PROBLEM TO WORK ON:
Should a line below contain the word "sich", report it.

*** DATA RECORDS ***

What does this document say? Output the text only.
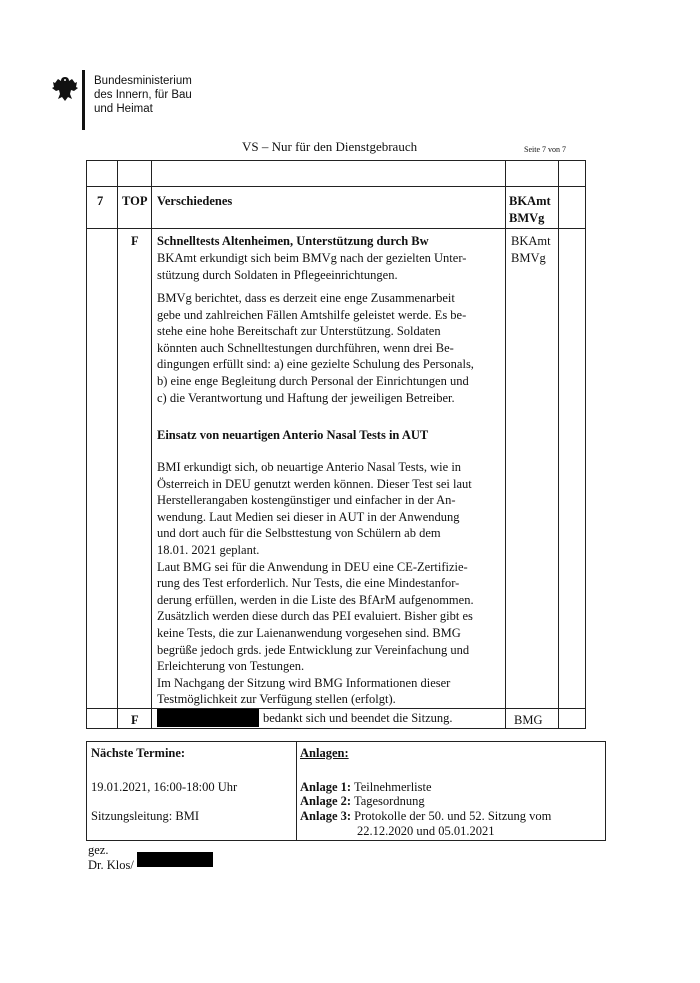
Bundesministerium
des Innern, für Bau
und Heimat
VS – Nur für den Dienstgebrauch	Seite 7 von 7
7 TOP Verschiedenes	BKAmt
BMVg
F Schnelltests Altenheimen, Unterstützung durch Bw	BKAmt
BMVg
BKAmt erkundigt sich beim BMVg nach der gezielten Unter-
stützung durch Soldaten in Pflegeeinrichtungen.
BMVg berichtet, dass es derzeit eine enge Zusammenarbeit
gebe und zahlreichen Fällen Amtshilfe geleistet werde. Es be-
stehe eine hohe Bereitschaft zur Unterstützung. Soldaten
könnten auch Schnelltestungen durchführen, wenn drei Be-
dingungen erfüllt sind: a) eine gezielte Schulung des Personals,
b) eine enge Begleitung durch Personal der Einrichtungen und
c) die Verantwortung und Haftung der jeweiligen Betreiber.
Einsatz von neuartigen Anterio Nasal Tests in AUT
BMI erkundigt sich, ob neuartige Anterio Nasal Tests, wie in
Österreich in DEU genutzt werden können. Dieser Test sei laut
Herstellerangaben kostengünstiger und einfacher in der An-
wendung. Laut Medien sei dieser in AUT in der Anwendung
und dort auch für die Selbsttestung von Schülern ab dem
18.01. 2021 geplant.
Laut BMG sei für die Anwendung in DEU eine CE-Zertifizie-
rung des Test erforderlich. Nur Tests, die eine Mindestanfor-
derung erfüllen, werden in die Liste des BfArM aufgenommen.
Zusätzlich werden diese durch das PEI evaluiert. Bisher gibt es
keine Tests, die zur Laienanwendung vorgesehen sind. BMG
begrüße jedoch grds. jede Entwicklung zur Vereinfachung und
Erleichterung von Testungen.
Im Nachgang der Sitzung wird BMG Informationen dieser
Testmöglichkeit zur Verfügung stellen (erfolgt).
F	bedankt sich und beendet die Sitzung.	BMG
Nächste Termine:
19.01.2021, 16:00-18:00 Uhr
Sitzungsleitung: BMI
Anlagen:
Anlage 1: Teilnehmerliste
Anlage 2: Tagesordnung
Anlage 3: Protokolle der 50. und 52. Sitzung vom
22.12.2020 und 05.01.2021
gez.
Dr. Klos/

*** End of DATA RECORDS ***
*** DATA RECORDS ***

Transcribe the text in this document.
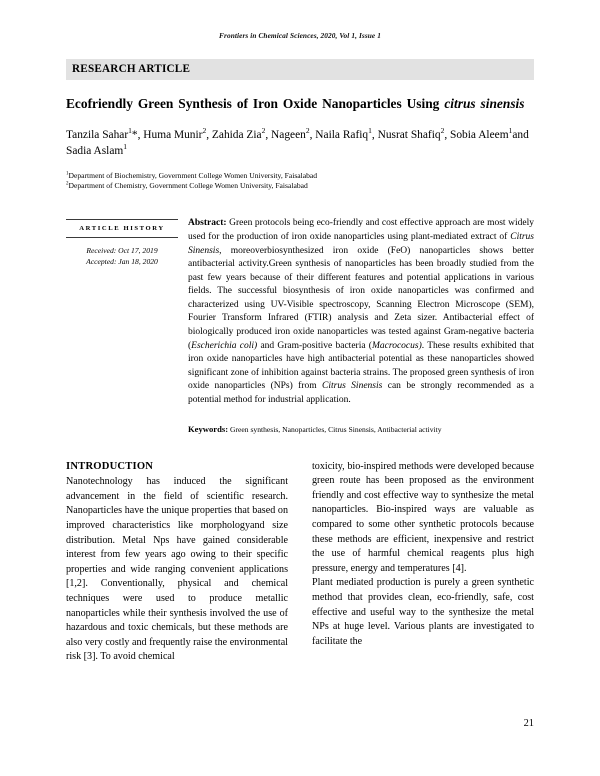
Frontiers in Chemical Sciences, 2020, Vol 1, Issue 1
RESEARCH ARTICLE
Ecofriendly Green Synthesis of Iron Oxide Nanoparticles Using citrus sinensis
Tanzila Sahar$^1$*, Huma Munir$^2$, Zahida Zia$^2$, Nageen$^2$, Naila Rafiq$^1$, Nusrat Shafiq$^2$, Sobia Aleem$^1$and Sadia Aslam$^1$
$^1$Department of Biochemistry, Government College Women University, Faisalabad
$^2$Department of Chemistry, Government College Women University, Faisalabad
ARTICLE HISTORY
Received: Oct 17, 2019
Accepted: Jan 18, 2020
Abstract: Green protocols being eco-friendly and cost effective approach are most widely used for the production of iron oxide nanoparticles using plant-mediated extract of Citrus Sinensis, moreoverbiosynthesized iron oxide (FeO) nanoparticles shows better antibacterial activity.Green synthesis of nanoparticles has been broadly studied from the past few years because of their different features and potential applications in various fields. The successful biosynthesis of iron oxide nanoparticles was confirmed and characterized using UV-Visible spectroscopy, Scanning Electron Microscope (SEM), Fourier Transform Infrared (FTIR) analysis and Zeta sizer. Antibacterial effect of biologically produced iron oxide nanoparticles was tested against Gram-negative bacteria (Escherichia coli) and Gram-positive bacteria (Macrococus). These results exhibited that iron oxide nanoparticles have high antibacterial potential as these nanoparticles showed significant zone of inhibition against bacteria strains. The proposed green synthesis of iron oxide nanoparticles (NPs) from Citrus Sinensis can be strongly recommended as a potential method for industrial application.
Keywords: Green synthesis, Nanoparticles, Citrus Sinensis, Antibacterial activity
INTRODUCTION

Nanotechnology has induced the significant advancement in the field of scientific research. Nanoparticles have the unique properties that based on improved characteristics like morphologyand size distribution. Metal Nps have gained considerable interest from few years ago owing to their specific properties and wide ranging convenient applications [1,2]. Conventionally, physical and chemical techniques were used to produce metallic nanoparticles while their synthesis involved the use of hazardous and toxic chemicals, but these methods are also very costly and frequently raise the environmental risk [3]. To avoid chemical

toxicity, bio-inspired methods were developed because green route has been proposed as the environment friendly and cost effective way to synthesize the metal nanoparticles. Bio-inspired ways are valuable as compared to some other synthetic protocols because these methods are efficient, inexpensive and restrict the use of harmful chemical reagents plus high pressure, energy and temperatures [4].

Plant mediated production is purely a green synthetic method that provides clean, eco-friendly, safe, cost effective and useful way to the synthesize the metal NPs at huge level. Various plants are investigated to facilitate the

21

*** End of DATA RECORDS ***
*** DATA RECORDS ***

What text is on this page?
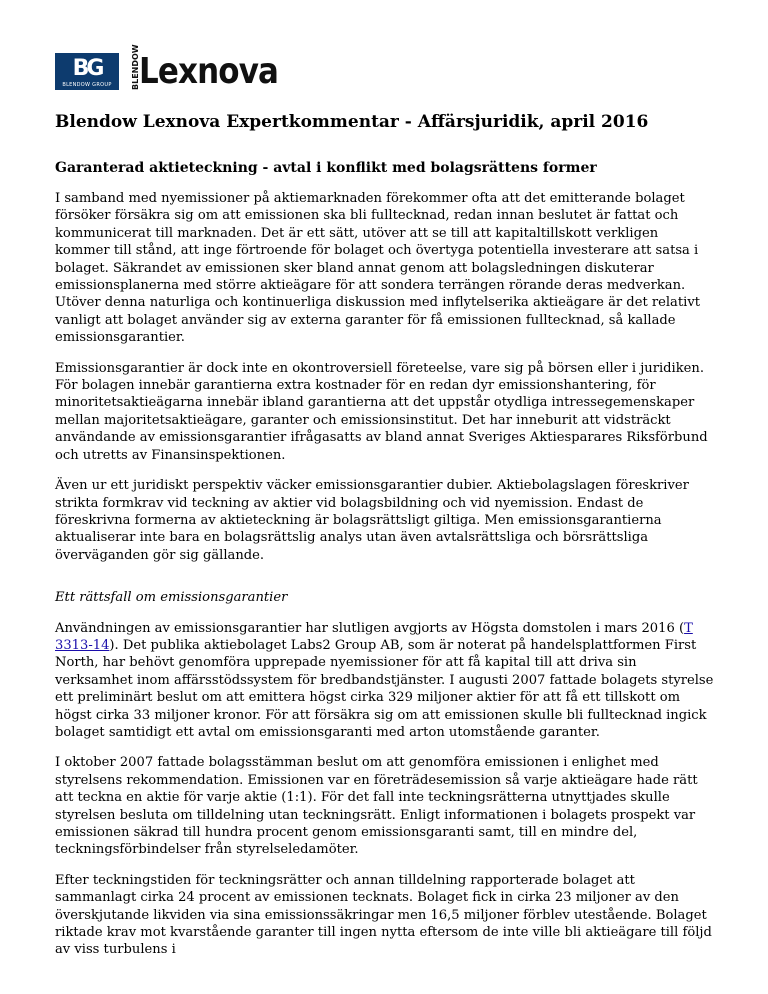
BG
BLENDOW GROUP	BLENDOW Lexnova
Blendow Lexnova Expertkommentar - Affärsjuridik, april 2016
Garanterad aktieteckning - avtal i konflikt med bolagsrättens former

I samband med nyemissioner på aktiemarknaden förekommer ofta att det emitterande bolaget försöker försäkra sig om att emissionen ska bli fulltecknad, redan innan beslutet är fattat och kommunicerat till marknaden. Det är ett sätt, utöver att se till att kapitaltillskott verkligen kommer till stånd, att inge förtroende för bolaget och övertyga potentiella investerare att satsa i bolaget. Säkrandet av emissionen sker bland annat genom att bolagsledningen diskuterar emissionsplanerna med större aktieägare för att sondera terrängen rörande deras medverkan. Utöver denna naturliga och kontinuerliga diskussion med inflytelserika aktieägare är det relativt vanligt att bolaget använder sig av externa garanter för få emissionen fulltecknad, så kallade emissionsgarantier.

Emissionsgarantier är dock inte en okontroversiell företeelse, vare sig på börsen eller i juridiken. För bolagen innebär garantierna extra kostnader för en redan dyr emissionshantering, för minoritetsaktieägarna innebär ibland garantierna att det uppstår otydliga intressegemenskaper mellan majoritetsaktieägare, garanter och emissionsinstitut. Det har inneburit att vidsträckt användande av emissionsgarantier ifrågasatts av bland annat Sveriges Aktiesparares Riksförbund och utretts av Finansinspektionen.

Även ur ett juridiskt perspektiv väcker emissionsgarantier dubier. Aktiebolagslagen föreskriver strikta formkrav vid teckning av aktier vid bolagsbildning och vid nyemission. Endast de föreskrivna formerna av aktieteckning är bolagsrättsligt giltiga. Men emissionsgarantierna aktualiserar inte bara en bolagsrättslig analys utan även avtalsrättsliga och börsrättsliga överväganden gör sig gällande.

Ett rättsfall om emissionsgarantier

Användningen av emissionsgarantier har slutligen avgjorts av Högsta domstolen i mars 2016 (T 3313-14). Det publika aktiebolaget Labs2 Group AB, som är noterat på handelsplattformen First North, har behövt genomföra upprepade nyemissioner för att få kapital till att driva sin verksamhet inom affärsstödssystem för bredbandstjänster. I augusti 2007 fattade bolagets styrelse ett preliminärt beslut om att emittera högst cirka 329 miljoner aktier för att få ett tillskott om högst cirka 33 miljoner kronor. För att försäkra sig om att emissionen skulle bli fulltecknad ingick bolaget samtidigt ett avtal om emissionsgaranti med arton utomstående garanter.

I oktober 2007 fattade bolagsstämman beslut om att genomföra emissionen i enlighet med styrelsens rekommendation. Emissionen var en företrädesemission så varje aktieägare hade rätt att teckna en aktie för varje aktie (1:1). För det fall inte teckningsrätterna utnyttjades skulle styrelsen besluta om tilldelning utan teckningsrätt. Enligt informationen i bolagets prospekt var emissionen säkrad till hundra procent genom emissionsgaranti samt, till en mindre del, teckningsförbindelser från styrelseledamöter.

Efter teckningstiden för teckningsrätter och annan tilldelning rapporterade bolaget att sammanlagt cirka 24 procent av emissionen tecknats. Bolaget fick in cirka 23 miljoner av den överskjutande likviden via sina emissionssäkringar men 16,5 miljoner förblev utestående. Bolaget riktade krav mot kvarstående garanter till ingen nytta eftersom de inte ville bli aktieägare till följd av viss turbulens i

*** End of DATA RECORDS ***

REPLY:
BKAmt erkundigt sich beim BMVg nach der gezielten Unter-
BMI erkundigt sich, ob neuartige Anterio Nasal Tests, wie in
F	bedankt sich und beendet die Sitzung.	BMG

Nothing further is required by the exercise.